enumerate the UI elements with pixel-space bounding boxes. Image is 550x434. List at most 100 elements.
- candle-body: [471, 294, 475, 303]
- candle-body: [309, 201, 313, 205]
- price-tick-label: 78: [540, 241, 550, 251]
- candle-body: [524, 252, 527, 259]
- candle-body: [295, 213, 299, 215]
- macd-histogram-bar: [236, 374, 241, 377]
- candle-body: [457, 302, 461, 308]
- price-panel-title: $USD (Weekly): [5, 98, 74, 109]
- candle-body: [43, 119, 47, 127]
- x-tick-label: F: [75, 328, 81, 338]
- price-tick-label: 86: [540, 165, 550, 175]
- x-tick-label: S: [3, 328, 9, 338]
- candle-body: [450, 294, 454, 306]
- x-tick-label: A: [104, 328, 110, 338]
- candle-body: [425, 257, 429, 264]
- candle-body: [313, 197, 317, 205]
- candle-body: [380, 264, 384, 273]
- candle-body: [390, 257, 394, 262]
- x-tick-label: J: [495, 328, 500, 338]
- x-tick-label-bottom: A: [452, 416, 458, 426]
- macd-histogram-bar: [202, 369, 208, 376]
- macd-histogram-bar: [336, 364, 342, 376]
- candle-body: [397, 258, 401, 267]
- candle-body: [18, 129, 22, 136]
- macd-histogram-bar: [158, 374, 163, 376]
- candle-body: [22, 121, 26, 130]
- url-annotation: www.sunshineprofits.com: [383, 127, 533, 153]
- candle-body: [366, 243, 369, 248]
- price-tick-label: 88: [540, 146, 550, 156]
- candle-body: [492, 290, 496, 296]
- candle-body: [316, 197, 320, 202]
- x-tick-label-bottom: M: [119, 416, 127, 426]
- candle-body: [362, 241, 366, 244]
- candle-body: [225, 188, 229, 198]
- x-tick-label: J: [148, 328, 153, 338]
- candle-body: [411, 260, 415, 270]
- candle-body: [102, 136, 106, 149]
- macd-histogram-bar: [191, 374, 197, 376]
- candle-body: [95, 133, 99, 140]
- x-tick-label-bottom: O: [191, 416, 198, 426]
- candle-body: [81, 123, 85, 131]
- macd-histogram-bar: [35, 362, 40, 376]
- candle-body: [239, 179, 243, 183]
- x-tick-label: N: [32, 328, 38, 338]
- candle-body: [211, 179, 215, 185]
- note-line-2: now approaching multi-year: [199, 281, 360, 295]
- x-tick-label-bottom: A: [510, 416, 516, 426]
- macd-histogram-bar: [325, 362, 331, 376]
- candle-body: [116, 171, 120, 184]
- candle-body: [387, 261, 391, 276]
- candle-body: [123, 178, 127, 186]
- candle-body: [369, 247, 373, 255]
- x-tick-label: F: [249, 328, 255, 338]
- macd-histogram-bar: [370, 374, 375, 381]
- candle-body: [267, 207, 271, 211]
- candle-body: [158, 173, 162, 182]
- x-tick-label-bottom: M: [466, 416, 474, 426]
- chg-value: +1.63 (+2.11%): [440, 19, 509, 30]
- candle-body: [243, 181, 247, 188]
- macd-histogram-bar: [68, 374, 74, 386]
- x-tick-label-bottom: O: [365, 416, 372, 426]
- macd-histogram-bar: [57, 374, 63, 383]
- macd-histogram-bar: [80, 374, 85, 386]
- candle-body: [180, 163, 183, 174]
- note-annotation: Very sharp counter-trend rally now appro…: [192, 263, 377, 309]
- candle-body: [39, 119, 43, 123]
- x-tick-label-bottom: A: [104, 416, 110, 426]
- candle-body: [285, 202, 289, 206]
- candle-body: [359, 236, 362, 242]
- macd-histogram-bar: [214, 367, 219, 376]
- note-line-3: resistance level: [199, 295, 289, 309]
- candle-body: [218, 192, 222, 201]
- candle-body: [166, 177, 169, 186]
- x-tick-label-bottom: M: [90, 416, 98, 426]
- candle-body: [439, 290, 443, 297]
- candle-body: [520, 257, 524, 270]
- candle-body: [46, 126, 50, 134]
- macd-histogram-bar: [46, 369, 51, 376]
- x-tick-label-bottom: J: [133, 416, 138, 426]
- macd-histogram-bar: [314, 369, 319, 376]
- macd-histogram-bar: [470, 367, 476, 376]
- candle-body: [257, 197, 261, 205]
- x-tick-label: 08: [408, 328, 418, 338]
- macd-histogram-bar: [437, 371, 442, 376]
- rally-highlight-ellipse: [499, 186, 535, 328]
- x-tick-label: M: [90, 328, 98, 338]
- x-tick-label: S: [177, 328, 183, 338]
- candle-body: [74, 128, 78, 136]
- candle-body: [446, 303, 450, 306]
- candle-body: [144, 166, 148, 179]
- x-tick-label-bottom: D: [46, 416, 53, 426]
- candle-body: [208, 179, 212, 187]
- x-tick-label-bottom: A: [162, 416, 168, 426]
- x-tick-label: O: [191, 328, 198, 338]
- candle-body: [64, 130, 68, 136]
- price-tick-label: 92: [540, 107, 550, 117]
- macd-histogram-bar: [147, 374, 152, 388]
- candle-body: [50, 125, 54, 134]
########################################
» Written exercise
Rename "price-tick-label" to "price-axis-label" in everything from the start of the entries down to the line containing "- candle-body: [524, 252, 527, 259]", and give those lines again with nothing else changed.

» Written response
enumerate the UI elements with pixel-space bounding boxes. Image is 550x434. List at most 100 elements.
- candle-body: [471, 294, 475, 303]
- candle-body: [309, 201, 313, 205]
- price-axis-label: 78: [540, 241, 550, 251]
- candle-body: [524, 252, 527, 259]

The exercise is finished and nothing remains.